┌──

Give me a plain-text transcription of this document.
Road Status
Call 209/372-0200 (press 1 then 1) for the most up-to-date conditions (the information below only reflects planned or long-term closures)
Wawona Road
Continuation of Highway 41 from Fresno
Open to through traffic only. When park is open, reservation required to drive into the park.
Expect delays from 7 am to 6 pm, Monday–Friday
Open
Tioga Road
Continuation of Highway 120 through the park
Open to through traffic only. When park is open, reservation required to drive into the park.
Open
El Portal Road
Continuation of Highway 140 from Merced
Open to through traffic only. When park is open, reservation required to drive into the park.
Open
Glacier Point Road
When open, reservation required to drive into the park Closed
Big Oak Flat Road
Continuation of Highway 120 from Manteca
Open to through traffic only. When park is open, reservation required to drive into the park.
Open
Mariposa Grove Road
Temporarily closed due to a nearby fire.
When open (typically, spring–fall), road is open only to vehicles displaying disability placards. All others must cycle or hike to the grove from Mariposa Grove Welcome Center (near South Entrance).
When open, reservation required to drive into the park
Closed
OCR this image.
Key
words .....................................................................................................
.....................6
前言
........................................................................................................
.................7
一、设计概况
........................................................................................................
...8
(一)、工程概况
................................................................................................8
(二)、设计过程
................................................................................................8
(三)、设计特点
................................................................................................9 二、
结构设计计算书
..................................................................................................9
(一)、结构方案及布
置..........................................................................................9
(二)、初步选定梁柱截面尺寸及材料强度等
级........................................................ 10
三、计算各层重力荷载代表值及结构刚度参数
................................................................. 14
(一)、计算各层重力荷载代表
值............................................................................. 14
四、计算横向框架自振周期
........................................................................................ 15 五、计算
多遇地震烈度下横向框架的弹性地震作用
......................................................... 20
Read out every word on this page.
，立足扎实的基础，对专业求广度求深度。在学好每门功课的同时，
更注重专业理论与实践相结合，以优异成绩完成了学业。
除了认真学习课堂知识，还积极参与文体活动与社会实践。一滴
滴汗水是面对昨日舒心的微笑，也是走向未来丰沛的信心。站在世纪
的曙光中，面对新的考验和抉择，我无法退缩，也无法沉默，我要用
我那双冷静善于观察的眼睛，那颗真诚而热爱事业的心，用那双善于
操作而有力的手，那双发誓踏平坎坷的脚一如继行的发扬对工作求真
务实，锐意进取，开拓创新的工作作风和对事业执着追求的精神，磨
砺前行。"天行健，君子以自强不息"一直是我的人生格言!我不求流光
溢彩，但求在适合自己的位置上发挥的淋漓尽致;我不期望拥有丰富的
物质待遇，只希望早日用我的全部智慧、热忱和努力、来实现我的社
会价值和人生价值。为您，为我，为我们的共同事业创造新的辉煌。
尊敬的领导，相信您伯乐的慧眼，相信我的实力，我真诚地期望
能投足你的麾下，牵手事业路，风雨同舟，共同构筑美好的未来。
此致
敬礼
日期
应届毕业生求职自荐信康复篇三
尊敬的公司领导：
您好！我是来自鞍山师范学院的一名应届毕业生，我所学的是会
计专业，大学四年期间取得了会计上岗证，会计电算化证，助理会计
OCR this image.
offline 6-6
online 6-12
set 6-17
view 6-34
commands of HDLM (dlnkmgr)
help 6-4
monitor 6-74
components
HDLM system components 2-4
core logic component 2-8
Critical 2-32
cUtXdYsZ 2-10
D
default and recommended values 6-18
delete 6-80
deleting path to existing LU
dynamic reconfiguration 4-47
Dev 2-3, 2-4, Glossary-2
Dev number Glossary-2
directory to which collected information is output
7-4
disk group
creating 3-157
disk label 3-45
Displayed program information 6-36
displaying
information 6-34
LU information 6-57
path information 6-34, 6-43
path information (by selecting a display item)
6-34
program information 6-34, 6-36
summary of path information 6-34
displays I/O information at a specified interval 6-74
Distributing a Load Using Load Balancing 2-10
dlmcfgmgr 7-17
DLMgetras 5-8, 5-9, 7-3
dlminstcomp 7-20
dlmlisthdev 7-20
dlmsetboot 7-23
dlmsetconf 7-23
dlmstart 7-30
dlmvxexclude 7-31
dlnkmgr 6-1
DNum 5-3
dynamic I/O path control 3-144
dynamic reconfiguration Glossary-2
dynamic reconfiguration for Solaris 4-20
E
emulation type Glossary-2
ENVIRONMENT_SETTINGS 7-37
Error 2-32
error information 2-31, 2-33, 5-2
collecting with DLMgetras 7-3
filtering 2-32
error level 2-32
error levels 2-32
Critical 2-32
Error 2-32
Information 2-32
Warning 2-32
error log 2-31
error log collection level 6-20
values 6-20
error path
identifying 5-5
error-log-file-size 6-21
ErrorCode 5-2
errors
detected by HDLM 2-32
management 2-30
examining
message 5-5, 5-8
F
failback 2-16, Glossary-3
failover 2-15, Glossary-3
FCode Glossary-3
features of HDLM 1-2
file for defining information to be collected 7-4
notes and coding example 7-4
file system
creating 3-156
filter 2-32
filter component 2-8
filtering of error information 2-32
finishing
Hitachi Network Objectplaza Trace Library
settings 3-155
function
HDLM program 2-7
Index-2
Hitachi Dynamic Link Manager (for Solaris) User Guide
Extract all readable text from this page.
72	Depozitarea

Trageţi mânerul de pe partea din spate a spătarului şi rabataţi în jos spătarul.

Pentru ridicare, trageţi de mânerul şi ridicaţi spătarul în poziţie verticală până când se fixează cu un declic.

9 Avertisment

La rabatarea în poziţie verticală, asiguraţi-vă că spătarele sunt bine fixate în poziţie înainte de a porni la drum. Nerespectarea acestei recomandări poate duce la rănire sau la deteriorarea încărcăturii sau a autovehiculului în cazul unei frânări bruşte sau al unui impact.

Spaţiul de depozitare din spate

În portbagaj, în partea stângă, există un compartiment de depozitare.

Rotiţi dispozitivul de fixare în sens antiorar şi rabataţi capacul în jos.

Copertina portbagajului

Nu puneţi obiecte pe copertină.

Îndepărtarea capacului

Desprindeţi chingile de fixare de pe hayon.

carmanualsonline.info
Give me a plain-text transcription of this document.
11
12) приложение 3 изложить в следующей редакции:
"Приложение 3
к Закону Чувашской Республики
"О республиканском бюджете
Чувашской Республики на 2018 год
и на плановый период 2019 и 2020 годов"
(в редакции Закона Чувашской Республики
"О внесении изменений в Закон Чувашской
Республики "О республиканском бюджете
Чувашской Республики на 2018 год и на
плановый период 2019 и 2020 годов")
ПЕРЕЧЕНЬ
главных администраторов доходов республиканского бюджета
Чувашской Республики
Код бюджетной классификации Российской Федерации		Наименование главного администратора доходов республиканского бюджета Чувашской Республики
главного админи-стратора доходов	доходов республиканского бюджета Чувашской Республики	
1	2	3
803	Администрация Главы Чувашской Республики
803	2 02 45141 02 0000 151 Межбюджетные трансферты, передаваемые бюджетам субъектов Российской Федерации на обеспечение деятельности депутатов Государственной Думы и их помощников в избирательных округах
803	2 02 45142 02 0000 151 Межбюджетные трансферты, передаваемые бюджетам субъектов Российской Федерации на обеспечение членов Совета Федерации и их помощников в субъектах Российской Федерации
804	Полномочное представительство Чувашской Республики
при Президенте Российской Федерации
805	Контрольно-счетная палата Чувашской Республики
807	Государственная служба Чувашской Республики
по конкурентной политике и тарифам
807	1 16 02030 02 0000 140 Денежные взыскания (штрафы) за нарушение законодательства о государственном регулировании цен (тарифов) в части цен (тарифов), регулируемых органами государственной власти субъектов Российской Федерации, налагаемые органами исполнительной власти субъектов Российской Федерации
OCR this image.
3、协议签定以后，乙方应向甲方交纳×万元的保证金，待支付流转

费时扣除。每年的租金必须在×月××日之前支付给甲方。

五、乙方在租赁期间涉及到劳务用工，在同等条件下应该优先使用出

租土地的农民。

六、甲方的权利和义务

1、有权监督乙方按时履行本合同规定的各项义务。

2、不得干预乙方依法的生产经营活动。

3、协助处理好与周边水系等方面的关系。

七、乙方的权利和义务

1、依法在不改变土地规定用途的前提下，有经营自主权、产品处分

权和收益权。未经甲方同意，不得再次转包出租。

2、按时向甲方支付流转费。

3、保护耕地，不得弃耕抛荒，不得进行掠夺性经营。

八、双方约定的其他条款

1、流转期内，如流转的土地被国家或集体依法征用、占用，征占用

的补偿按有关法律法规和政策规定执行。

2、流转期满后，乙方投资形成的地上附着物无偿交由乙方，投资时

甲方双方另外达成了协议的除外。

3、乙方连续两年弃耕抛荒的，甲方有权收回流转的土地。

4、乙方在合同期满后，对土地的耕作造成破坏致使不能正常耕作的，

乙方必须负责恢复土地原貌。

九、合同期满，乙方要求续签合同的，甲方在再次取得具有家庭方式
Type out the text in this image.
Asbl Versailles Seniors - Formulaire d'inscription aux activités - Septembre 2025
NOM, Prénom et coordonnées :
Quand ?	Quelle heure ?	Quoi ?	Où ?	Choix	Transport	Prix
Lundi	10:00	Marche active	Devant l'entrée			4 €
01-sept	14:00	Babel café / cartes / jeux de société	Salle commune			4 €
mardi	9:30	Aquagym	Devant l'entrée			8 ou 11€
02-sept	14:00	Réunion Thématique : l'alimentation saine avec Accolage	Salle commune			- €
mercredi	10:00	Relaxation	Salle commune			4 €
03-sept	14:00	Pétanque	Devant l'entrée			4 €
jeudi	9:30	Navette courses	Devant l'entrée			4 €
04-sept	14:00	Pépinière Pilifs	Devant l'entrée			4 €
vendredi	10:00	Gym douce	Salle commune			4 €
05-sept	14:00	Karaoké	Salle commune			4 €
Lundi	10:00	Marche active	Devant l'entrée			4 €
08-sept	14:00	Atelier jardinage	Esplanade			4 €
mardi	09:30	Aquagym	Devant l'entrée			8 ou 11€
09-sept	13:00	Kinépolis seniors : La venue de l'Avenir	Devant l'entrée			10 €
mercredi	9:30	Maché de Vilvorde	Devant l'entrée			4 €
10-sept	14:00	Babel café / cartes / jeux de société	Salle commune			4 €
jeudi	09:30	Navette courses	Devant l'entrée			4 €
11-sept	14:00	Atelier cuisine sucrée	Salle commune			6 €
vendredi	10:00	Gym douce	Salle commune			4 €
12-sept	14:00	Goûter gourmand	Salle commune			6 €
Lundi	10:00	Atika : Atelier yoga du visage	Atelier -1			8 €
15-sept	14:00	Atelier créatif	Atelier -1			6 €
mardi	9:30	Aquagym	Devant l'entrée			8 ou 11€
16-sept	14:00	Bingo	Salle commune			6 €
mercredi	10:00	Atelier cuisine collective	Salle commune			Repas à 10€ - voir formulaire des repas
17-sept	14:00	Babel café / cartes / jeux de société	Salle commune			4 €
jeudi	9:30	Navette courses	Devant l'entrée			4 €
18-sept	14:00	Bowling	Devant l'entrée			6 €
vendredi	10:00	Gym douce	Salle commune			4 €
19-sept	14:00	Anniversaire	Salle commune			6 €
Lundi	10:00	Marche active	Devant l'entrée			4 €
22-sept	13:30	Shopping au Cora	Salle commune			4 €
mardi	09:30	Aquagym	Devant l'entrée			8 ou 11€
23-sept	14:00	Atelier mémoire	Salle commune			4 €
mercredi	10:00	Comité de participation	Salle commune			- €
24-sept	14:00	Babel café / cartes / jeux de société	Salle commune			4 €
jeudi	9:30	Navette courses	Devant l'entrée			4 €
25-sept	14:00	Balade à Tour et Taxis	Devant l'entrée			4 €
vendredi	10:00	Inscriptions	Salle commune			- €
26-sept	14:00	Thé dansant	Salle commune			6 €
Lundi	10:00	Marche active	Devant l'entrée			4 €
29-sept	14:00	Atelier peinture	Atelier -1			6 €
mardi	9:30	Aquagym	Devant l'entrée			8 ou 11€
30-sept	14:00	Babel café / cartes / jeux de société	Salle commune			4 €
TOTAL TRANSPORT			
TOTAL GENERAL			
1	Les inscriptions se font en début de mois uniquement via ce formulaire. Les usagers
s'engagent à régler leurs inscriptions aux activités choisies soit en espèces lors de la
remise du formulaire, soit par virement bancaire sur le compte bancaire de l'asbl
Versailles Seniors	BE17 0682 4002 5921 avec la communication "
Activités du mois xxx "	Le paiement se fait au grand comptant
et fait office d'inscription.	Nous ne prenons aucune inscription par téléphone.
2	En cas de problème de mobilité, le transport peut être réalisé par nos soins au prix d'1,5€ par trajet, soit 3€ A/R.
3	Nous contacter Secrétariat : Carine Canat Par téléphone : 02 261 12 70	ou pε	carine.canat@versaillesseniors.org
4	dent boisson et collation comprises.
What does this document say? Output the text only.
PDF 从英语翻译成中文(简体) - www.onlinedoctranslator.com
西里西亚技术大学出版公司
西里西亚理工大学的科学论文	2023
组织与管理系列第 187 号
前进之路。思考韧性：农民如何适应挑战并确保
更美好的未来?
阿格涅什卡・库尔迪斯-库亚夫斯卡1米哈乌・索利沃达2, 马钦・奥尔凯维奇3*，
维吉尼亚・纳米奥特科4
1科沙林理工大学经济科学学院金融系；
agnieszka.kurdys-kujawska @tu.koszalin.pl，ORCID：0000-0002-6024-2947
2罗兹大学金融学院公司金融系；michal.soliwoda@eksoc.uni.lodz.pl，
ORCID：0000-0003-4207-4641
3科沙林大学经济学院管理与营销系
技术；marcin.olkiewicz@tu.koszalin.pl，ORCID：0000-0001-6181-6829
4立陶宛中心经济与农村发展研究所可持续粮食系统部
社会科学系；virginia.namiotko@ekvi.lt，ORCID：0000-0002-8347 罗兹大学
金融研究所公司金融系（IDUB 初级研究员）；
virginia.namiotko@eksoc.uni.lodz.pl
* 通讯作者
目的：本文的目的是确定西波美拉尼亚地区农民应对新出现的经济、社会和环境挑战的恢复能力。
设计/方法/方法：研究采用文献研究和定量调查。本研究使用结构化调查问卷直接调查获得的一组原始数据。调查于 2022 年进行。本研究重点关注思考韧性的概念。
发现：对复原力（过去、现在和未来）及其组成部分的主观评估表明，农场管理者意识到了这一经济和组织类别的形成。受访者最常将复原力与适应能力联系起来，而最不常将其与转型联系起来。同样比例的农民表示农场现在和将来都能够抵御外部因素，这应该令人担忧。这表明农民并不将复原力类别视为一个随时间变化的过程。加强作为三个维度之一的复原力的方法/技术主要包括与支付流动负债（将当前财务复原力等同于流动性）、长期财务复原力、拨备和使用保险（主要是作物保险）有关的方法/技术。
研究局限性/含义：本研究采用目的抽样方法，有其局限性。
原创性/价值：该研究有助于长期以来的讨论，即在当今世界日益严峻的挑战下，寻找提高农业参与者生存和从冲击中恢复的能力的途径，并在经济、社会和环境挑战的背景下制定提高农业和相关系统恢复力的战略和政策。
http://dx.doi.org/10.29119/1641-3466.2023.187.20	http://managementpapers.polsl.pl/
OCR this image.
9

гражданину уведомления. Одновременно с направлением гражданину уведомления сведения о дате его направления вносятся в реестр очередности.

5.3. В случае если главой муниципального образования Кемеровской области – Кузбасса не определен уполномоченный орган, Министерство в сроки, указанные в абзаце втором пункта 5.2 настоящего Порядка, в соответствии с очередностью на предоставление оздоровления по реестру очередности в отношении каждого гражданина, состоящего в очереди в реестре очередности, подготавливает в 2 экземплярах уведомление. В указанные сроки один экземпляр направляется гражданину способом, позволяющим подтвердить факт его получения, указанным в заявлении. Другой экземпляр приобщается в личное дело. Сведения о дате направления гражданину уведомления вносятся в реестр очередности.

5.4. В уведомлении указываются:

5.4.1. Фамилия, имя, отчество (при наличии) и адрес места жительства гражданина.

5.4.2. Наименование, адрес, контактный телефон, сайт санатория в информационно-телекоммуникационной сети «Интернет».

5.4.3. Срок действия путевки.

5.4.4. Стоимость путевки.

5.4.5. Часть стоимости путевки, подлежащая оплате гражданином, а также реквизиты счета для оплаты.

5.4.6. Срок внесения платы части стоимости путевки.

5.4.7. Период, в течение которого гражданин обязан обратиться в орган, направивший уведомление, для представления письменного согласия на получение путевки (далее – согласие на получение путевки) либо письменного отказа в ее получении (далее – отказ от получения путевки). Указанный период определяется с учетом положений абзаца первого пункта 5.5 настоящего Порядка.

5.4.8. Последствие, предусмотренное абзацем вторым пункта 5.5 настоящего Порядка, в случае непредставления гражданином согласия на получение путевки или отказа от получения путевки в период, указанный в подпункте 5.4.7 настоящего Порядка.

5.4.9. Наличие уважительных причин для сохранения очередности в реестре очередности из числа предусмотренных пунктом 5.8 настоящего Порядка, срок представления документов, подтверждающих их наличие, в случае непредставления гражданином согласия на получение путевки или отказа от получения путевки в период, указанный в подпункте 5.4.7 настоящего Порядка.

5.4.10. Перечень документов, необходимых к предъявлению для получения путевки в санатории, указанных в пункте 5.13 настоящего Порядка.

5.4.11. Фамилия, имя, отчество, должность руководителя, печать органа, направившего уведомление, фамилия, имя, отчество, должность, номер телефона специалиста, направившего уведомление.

└──

Go through the material and select each line with the string "республиканском" in it.

"О республиканском бюджете
Республики "О республиканском бюджете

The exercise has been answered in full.